--- Material provided ---
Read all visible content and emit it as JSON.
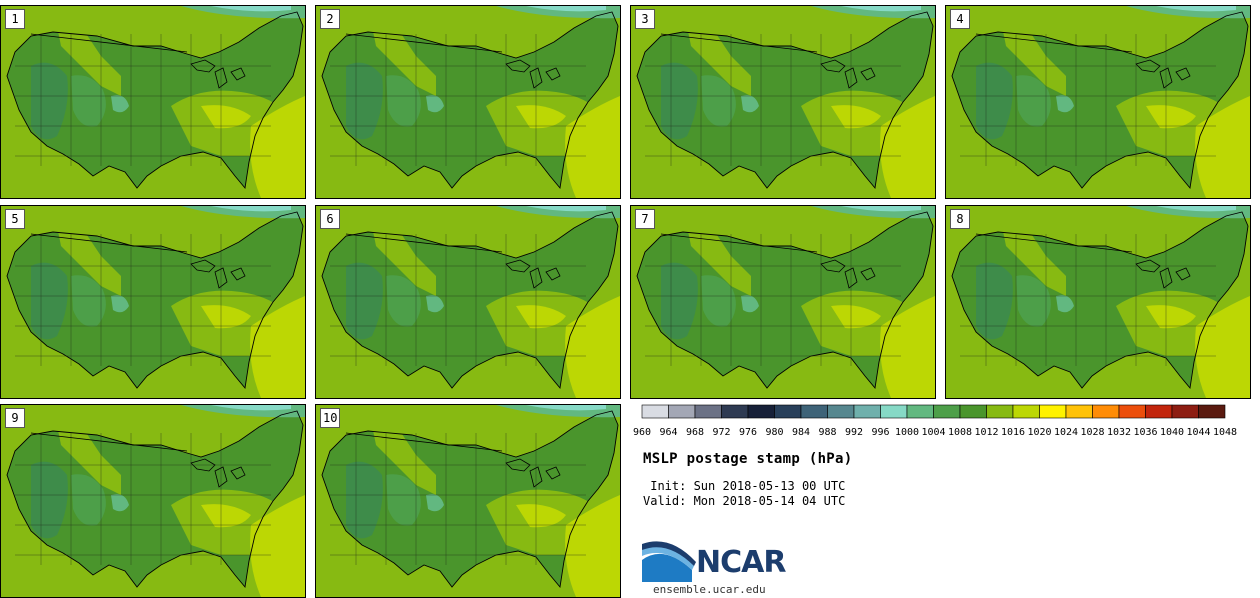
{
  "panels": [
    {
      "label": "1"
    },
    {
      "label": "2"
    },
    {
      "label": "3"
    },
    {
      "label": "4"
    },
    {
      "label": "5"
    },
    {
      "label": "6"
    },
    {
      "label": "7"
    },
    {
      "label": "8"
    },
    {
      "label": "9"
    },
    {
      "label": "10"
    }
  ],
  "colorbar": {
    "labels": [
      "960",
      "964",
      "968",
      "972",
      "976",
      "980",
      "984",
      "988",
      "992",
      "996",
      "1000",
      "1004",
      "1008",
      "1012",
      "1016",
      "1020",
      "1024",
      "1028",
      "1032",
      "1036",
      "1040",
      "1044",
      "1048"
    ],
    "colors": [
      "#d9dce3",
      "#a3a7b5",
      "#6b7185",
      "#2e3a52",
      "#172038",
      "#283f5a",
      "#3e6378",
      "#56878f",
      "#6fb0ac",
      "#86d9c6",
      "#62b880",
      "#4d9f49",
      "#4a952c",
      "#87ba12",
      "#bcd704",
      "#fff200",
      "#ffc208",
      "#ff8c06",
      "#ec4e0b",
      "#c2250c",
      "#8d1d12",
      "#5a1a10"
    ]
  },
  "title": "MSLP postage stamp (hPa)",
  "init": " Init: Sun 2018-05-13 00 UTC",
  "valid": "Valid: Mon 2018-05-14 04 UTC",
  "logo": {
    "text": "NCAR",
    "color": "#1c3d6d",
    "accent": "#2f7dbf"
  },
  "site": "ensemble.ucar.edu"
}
---
• _Requirements_:
Quote the records above in full, dropping each picture.

• _Complete response_:
Read all visible content and emit it as JSON.
{
  "panels": [
    {
      "label": "1"
    },
    {
      "label": "2"
    },
    {
      "label": "3"
    },
    {
      "label": "4"
    },
    {
      "label": "5"
    },
    {
      "label": "6"
    },
    {
      "label": "7"
    },
    {
      "label": "8"
    },
    {
      "label": "9"
    },
    {
      "label": "10"
    }
  ],
  "colorbar": {
    "labels": [
      "960",
      "964",
      "968",
      "972",
      "976",
      "980",
      "984",
      "988",
      "992",
      "996",
      "1000",
      "1004",
      "1008",
      "1012",
      "1016",
      "1020",
      "1024",
      "1028",
      "1032",
      "1036",
      "1040",
      "1044",
      "1048"
    ],
    "colors": [
      "#d9dce3",
      "#a3a7b5",
      "#6b7185",
      "#2e3a52",
      "#172038",
      "#283f5a",
      "#3e6378",
      "#56878f",
      "#6fb0ac",
      "#86d9c6",
      "#62b880",
      "#4d9f49",
      "#4a952c",
      "#87ba12",
      "#bcd704",
      "#fff200",
      "#ffc208",
      "#ff8c06",
      "#ec4e0b",
      "#c2250c",
      "#8d1d12",
      "#5a1a10"
    ]
  },
  "title": "MSLP postage stamp (hPa)",
  "init": " Init: Sun 2018-05-13 00 UTC",
  "valid": "Valid: Mon 2018-05-14 04 UTC",
  "logo": {
    "text": "NCAR",
    "color": "#1c3d6d",
    "accent": "#2f7dbf"
  },
  "site": "ensemble.ucar.edu"
}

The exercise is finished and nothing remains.